■ 文本段落:
BAAI/bge-reranker-v2-minicpm-layerwise on Ascend NPU

1. 简介

本文档记录 BAAI/bge-reranker-v2-minicpm-layerwise 在华为昇腾 Ascend910 NPU 环境下的适配与验证结果。

bge-reranker-v2-minicpm-layerwise 是一款基于 MiniCPM-2B 的多语言 reranker 模型，支持层级别输出（layerwise），用户可自由选择中间层或最终层的评分结果，从而在速度与精度之间取得平衡。

模型架构：LayerWiseMiniCPMForCausalLM
参数量：2.72B
精度：bfloat16
支持语言：多语言（中英文效果最佳）
推理框架：PyTorch + torch_npu
层数：40层（评分支持第8~40层）

2. 验证环境

组件	版本
`NPU`	Ascend910 (9362)
`torch`	2.9.0
`torch-npu`	2.9.0.post1
`transformers`	4.48.3
`Python`	3.11.14

NPU：2 逻辑卡（NPU 0 已被占用，验证使用 NPU 1）
模型路径：/opt/atomgit/models/bge-reranker-v2-minicpm-layerwise

3. 模型加载与推理

由于模型使用自定义代码（trust_remote_code），且环境无互联网访问，采用直接导入自定义模块方式加载模型：

import torch
import torch_npu
from transformers import AutoTokenizer

# 手动加载自定义模块
exec(open("configuration_minicpm_reranker.py").read())
exec(open("modeling_minicpm_reranker.py").read().replace(
    "from .configuration_minicpm_reranker import LayerWiseMiniCPMConfig", "# handled"

■ 任务说明:
1. 根据 bge-reranker 昇腾适配文档回答下列问题，答案按同样的序号逐行标注：
(a) 该模型的参数量是多少？
(b) 验证环境中 torch-npu 的版本号是什么？
(c) 验证时使用的是哪张 NPU？
2. 从 bge-reranker 昇腾适配文档中断处接着往下写。

■ 展示信息:

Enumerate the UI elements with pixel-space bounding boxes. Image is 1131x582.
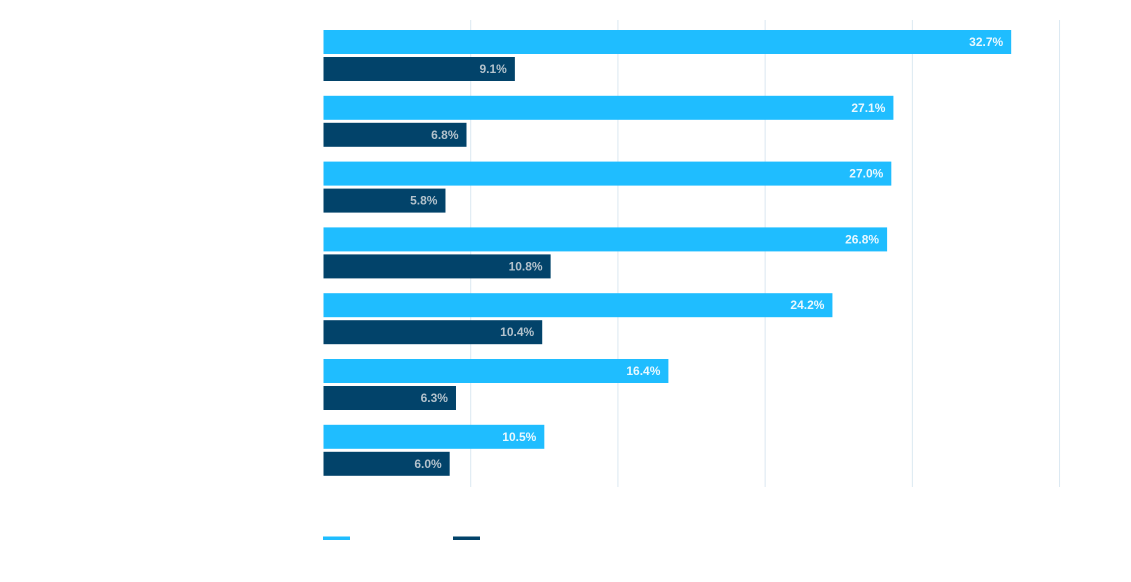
bar-value-label: 10.8% (509, 259, 543, 273)
bar (323, 320, 543, 345)
bar-value-label: 24.2% (790, 298, 824, 312)
legend-swatch (453, 536, 480, 540)
bars: 32.7% 9.1% 27.1% 6.8% 27.0% 5.8% 26.8% 10.8% 24.… (323, 30, 1012, 476)
bar-value-label: 27.1% (851, 101, 885, 115)
bar (323, 188, 446, 213)
bar-value-label: 27.0% (849, 167, 883, 181)
bar-value-label: 6.8% (431, 128, 459, 142)
bar (323, 57, 515, 81)
bar (323, 30, 1012, 54)
bar (323, 95, 894, 120)
bar (323, 161, 892, 186)
bar-value-label: 16.4% (626, 364, 660, 378)
bar-value-label: 6.0% (414, 457, 442, 471)
legend-swatch (323, 536, 350, 540)
grid-lines (470, 20, 1061, 487)
bar-value-label: 5.8% (410, 194, 438, 208)
bar (323, 424, 545, 449)
bar (323, 293, 833, 318)
legend (323, 536, 480, 540)
bar-value-label: 9.1% (480, 62, 508, 76)
bar (323, 122, 467, 147)
bar (323, 227, 888, 252)
bar (323, 386, 456, 410)
bar (323, 254, 551, 279)
bar-value-label: 10.5% (502, 430, 536, 444)
bar (323, 451, 450, 476)
bar (323, 359, 669, 383)
bar-value-label: 6.3% (421, 391, 449, 405)
bar-value-label: 10.4% (500, 325, 534, 339)
bar-value-label: 26.8% (845, 232, 879, 246)
bar-value-label: 32.7% (969, 35, 1003, 49)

■ 任务答案:
1.
(a) 2.72B
(b) 2.9.0.post1
(c) NPU 1

2.
))

config = LayerWiseMiniCPMConfig.from_pretrained(model_path)
tokenizer = AutoTokenizer.from_pretrained(model_path)
model = LayerWiseMiniCPMForCausalLM.from_pretrained(
    model_path, torch_dtype=torch.bfloat16, config=config
)
model = model.to("npu:1").eval()

# 推理：给定 query + passage，获取相关性评分
text = query + "\n" + passage
inputs = tokenizer(text, return_tensors="pt", padding=True, truncation=True, max_length=512)
inputs = {k: v.to("npu:1") for k, v in inputs.items()}

with torch.no_grad():
    outputs = model(**inputs, cutoff_layers=[12], output_hidden_states=True)

logits = outputs.logits
score = logits[0][0, -1].item() if isinstance(logits, tuple) else logits[0, -1].item()

4. Smoke 验证

# 测试 query-passage 相关性打分
pairs = [
    ("what is panda?", "The giant panda is a bear species endemic to China."),  # 相关
    ("what is panda?", "hi"),  # 不相关
]

for query, passage in pairs:
    text = query + "\n" + passage
    inputs = tokenizer(text, return_tensors="pt", padding=True, truncation=True, max_length=128)
    inputs = {k: v.to("npu:1") for k, v in inputs.items()}
    with torch.no_grad():
        outputs = model(**inputs, cutoff_layers=[12], output_hidden_states=True)
    logits = outputs.logits
    score = logits[0][0, -1].item() if isinstance(logits, tuple) else logits[0, -1].item()
    print(f"Score: {score:.4f}")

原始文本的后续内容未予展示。